Problem
How many lines in the items contain the string "Portfolio", matching case exactly? Reply with the number alone.

+ + + +

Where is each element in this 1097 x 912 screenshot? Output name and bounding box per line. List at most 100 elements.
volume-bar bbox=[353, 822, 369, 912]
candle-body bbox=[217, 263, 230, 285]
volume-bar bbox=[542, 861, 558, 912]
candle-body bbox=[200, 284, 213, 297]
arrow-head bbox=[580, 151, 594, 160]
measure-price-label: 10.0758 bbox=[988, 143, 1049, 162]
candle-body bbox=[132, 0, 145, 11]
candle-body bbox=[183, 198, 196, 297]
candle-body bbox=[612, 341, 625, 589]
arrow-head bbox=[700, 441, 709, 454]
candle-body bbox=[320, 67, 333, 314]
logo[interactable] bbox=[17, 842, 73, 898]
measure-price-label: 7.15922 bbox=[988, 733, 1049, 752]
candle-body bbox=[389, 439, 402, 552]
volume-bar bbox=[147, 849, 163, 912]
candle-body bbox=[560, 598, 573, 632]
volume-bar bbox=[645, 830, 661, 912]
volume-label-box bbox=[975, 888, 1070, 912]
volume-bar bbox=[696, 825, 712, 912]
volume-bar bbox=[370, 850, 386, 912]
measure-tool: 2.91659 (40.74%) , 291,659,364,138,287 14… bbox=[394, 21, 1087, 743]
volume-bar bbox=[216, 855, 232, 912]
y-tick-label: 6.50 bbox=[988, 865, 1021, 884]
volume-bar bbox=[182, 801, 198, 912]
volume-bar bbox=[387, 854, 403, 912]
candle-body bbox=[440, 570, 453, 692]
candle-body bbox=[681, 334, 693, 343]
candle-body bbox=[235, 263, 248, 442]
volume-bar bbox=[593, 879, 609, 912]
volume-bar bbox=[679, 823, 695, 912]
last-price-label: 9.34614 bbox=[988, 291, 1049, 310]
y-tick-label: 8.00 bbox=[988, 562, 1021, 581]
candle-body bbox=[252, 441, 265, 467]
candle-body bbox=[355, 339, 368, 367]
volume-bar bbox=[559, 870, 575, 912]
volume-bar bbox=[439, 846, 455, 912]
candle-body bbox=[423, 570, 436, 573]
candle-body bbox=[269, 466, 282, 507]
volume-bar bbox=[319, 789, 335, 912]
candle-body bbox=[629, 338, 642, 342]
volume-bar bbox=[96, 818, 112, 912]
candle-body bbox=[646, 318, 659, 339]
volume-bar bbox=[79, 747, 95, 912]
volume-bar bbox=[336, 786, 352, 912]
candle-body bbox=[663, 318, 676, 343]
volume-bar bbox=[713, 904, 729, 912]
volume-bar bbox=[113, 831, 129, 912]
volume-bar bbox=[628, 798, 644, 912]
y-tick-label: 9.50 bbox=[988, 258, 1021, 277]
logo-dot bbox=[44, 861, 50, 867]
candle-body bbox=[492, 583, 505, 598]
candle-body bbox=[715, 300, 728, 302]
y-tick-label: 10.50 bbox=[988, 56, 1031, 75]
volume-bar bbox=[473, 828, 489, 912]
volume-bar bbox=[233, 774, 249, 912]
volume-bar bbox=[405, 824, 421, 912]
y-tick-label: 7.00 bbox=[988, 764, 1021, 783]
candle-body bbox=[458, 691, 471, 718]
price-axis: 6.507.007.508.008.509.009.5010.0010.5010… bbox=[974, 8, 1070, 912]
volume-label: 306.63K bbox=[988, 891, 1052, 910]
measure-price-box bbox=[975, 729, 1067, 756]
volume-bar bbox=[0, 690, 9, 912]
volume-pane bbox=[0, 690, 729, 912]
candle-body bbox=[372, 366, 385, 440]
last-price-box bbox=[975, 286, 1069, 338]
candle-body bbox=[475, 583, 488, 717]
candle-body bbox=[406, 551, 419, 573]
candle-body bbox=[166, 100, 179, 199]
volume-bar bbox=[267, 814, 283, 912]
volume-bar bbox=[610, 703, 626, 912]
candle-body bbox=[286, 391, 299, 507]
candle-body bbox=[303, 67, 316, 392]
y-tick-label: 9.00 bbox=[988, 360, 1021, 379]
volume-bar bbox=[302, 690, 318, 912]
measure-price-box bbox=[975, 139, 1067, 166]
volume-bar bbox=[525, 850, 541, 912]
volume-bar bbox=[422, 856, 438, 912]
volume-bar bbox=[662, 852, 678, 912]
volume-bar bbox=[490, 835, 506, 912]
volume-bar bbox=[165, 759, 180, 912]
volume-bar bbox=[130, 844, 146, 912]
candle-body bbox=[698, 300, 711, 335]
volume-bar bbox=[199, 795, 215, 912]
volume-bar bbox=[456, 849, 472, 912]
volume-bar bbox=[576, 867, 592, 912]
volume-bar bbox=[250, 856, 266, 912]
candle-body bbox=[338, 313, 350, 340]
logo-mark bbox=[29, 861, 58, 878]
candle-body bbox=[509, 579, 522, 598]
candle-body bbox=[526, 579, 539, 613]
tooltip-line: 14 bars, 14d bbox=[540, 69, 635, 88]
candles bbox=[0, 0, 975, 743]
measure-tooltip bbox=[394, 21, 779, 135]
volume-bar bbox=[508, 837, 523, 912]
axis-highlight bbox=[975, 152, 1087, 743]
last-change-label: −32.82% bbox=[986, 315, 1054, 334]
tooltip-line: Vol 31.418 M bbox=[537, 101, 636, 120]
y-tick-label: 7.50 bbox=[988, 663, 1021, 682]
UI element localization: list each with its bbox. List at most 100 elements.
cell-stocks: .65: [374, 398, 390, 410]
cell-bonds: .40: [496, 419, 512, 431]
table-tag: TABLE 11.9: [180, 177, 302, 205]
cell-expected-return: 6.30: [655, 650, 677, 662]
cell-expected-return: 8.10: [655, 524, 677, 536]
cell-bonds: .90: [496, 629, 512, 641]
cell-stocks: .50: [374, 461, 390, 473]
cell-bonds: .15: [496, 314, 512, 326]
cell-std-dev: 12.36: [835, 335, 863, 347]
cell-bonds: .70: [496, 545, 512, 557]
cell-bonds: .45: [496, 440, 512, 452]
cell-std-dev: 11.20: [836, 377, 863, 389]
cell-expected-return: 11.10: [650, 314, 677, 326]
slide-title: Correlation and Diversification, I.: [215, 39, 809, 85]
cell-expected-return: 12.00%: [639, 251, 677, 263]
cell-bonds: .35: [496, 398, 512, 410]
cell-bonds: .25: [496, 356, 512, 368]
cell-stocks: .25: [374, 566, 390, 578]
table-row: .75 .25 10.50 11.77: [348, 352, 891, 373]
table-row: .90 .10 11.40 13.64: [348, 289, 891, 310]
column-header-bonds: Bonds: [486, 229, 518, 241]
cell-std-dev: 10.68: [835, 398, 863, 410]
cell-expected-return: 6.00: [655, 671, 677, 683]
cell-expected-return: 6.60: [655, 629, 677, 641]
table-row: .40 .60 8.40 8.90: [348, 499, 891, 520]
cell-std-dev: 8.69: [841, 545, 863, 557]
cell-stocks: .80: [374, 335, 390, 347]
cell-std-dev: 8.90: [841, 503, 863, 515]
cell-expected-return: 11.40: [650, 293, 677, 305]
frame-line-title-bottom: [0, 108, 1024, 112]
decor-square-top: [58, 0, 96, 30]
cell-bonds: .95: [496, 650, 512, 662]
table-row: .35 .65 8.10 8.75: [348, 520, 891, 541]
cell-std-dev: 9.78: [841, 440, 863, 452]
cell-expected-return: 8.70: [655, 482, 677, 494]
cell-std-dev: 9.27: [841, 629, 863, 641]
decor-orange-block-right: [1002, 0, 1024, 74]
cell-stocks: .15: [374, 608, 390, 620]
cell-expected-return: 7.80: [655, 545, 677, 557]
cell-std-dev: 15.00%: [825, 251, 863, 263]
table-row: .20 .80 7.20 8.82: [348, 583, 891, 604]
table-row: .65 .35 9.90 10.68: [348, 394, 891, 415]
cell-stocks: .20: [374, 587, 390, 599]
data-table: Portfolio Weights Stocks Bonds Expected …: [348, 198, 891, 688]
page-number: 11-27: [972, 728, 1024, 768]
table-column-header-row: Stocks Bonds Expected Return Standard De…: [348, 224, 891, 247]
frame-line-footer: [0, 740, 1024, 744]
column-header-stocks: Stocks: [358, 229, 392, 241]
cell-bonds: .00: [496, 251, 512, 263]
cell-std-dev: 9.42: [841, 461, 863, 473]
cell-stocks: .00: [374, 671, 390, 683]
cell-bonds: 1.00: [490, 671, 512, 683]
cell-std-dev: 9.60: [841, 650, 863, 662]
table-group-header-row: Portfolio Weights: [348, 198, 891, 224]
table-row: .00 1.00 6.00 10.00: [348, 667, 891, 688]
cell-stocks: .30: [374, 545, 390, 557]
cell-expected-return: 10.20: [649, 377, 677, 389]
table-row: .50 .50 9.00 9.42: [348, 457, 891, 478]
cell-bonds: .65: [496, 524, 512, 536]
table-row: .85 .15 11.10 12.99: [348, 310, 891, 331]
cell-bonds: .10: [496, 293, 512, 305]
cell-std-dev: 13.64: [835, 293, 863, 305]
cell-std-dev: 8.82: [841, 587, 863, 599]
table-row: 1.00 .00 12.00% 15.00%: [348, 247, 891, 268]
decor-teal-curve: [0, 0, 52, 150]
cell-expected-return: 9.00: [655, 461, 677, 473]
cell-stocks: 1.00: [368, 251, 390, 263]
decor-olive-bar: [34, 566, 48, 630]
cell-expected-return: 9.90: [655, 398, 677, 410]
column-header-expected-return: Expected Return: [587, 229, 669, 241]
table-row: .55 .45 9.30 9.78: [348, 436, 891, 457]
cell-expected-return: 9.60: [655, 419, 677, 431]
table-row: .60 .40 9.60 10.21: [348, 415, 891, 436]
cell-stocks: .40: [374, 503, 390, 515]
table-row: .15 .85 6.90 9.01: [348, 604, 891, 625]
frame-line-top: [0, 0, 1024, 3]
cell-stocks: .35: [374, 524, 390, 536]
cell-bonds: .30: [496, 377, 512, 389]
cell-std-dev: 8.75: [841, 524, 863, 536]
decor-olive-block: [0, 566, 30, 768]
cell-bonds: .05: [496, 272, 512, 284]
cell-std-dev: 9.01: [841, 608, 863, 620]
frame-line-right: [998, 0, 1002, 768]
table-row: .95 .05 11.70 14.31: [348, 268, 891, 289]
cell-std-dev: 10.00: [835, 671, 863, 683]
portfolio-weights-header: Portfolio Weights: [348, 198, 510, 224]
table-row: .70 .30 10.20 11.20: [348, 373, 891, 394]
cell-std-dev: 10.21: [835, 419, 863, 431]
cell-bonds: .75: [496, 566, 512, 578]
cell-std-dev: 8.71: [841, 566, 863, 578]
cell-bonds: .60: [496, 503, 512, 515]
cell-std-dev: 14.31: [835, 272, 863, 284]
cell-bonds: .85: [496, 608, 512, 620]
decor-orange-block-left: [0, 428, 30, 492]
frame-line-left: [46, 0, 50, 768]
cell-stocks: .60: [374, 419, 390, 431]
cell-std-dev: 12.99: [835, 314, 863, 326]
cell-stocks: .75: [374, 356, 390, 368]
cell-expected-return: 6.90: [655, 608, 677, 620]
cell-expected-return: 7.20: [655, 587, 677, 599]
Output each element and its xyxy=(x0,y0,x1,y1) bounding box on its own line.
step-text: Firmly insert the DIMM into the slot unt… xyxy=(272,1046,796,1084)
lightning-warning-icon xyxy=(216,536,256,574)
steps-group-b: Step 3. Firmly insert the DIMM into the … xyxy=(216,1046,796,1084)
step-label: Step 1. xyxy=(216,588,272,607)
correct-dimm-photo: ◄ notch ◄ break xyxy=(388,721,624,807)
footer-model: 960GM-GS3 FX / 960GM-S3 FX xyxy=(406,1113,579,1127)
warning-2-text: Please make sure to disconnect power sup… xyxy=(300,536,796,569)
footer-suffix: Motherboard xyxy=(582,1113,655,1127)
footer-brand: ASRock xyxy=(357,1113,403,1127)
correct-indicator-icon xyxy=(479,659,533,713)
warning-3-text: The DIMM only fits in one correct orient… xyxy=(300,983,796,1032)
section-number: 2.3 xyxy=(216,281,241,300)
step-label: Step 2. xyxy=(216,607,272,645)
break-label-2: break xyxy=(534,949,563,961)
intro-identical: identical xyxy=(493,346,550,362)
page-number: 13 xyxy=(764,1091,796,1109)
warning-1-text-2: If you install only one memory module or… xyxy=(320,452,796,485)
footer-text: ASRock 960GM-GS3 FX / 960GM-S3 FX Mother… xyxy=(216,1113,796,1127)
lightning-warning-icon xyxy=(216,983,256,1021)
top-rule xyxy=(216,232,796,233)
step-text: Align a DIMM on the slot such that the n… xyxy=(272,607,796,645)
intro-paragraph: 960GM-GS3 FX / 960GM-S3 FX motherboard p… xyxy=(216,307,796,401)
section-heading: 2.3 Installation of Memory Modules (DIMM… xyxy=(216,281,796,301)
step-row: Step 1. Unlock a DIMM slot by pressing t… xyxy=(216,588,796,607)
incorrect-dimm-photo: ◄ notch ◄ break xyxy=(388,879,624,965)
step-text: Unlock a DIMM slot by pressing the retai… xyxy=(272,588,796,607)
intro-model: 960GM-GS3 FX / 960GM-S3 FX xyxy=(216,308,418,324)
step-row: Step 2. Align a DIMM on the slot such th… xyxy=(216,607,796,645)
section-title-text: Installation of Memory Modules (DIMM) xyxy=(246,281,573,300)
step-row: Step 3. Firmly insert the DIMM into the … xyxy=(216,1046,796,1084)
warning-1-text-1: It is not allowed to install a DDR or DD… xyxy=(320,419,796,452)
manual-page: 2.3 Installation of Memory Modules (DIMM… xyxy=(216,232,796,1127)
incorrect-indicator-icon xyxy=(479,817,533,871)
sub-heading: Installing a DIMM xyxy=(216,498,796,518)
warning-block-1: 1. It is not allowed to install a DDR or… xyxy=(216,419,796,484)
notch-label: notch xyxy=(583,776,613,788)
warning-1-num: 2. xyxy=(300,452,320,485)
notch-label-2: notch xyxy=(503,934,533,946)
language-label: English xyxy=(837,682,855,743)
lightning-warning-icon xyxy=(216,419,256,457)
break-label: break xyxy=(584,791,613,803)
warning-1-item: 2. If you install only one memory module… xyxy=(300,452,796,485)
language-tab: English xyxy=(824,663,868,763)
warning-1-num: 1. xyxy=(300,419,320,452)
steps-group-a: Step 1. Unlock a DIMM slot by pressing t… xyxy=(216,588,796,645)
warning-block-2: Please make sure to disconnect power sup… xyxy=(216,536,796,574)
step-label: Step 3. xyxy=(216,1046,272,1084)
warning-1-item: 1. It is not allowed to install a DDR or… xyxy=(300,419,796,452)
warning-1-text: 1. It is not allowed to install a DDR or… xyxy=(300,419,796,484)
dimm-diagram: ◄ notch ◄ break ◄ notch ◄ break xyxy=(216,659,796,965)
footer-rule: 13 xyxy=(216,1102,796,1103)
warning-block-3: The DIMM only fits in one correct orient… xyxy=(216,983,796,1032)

+ + + +

Reply to the exercise
3